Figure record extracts
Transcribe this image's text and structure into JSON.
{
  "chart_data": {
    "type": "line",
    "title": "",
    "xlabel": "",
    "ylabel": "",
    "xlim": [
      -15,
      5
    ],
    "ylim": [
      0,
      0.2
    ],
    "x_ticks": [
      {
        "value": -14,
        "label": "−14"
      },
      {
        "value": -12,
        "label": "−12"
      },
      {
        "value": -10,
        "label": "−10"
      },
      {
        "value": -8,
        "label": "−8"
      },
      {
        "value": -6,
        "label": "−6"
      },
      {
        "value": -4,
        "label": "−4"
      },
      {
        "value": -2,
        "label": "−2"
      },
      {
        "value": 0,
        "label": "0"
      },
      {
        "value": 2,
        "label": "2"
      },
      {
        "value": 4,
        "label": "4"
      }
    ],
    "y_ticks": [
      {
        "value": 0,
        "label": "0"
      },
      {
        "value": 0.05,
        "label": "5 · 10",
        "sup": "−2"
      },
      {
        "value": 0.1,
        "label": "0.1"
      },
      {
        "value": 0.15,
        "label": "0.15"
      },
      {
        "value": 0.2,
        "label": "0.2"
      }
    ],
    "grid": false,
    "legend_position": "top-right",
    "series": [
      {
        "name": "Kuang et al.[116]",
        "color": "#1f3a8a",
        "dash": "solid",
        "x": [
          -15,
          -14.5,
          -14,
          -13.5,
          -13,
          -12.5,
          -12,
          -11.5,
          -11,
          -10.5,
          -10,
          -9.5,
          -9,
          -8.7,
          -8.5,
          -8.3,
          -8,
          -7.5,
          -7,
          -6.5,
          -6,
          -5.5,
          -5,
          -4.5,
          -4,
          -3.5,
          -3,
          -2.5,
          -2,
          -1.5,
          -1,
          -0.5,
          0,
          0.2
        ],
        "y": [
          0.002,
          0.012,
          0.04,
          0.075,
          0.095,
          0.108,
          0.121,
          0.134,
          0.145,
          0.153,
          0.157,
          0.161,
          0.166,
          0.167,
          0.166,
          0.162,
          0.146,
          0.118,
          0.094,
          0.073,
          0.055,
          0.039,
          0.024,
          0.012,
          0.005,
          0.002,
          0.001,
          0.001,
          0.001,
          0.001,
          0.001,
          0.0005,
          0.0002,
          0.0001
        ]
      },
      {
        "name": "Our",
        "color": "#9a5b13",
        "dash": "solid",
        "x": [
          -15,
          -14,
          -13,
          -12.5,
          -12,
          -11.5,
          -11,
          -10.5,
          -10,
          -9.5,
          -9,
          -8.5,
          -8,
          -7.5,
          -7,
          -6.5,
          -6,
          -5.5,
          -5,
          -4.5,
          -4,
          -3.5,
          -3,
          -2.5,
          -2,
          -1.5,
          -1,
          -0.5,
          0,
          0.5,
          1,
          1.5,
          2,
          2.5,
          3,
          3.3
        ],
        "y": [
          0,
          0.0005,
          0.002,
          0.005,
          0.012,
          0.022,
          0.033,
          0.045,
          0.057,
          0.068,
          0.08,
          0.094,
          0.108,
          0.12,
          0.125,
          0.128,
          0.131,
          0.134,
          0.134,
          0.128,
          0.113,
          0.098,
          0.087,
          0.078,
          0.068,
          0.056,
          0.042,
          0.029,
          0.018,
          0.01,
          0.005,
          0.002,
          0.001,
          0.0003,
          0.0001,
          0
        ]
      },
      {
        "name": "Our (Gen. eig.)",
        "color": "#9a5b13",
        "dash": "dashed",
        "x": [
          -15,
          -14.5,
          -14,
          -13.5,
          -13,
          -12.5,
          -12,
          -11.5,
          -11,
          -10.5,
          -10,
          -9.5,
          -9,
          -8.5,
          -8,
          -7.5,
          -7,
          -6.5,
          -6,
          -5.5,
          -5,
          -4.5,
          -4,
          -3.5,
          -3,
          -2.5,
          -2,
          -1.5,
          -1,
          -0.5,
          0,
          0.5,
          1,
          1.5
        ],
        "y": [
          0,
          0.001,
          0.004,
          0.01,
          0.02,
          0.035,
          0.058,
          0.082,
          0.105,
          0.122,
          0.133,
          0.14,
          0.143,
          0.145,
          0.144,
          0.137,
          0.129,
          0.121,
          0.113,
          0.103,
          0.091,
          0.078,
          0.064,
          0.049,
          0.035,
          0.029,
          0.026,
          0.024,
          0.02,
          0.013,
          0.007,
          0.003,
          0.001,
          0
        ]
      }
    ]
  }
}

> **Work to be completed**:
From the records above, extract each line exactly as shown.

> **Written reply**:
Transcribe this image's text and structure into JSON.
{
  "chart_data": {
    "type": "line",
    "title": "",
    "xlabel": "",
    "ylabel": "",
    "xlim": [
      -15,
      5
    ],
    "ylim": [
      0,
      0.2
    ],
    "x_ticks": [
      {
        "value": -14,
        "label": "−14"
      },
      {
        "value": -12,
        "label": "−12"
      },
      {
        "value": -10,
        "label": "−10"
      },
      {
        "value": -8,
        "label": "−8"
      },
      {
        "value": -6,
        "label": "−6"
      },
      {
        "value": -4,
        "label": "−4"
      },
      {
        "value": -2,
        "label": "−2"
      },
      {
        "value": 0,
        "label": "0"
      },
      {
        "value": 2,
        "label": "2"
      },
      {
        "value": 4,
        "label": "4"
      }
    ],
    "y_ticks": [
      {
        "value": 0,
        "label": "0"
      },
      {
        "value": 0.05,
        "label": "5 · 10",
        "sup": "−2"
      },
      {
        "value": 0.1,
        "label": "0.1"
      },
      {
        "value": 0.15,
        "label": "0.15"
      },
      {
        "value": 0.2,
        "label": "0.2"
      }
    ],
    "grid": false,
    "legend_position": "top-right",
    "series": [
      {
        "name": "Kuang et al.[116]",
        "color": "#1f3a8a",
        "dash": "solid",
        "x": [
          -15,
          -14.5,
          -14,
          -13.5,
          -13,
          -12.5,
          -12,
          -11.5,
          -11,
          -10.5,
          -10,
          -9.5,
          -9,
          -8.7,
          -8.5,
          -8.3,
          -8,
          -7.5,
          -7,
          -6.5,
          -6,
          -5.5,
          -5,
          -4.5,
          -4,
          -3.5,
          -3,
          -2.5,
          -2,
          -1.5,
          -1,
          -0.5,
          0,
          0.2
        ],
        "y": [
          0.002,
          0.012,
          0.04,
          0.075,
          0.095,
          0.108,
          0.121,
          0.134,
          0.145,
          0.153,
          0.157,
          0.161,
          0.166,
          0.167,
          0.166,
          0.162,
          0.146,
          0.118,
          0.094,
          0.073,
          0.055,
          0.039,
          0.024,
          0.012,
          0.005,
          0.002,
          0.001,
          0.001,
          0.001,
          0.001,
          0.001,
          0.0005,
          0.0002,
          0.0001
        ]
      },
      {
        "name": "Our",
        "color": "#9a5b13",
        "dash": "solid",
        "x": [
          -15,
          -14,
          -13,
          -12.5,
          -12,
          -11.5,
          -11,
          -10.5,
          -10,
          -9.5,
          -9,
          -8.5,
          -8,
          -7.5,
          -7,
          -6.5,
          -6,
          -5.5,
          -5,
          -4.5,
          -4,
          -3.5,
          -3,
          -2.5,
          -2,
          -1.5,
          -1,
          -0.5,
          0,
          0.5,
          1,
          1.5,
          2,
          2.5,
          3,
          3.3
        ],
        "y": [
          0,
          0.0005,
          0.002,
          0.005,
          0.012,
          0.022,
          0.033,
          0.045,
          0.057,
          0.068,
          0.08,
          0.094,
          0.108,
          0.12,
          0.125,
          0.128,
          0.131,
          0.134,
          0.134,
          0.128,
          0.113,
          0.098,
          0.087,
          0.078,
          0.068,
          0.056,
          0.042,
          0.029,
          0.018,
          0.01,
          0.005,
          0.002,
          0.001,
          0.0003,
          0.0001,
          0
        ]
      },
      {
        "name": "Our (Gen. eig.)",
        "color": "#9a5b13",
        "dash": "dashed",
        "x": [
          -15,
          -14.5,
          -14,
          -13.5,
          -13,
          -12.5,
          -12,
          -11.5,
          -11,
          -10.5,
          -10,
          -9.5,
          -9,
          -8.5,
          -8,
          -7.5,
          -7,
          -6.5,
          -6,
          -5.5,
          -5,
          -4.5,
          -4,
          -3.5,
          -3,
          -2.5,
          -2,
          -1.5,
          -1,
          -0.5,
          0,
          0.5,
          1,
          1.5
        ],
        "y": [
          0,
          0.001,
          0.004,
          0.01,
          0.02,
          0.035,
          0.058,
          0.082,
          0.105,
          0.122,
          0.133,
          0.14,
          0.143,
          0.145,
          0.144,
          0.137,
          0.129,
          0.121,
          0.113,
          0.103,
          0.091,
          0.078,
          0.064,
          0.049,
          0.035,
          0.029,
          0.026,
          0.024,
          0.02,
          0.013,
          0.007,
          0.003,
          0.001,
          0
        ]
      }
    ]
  }
}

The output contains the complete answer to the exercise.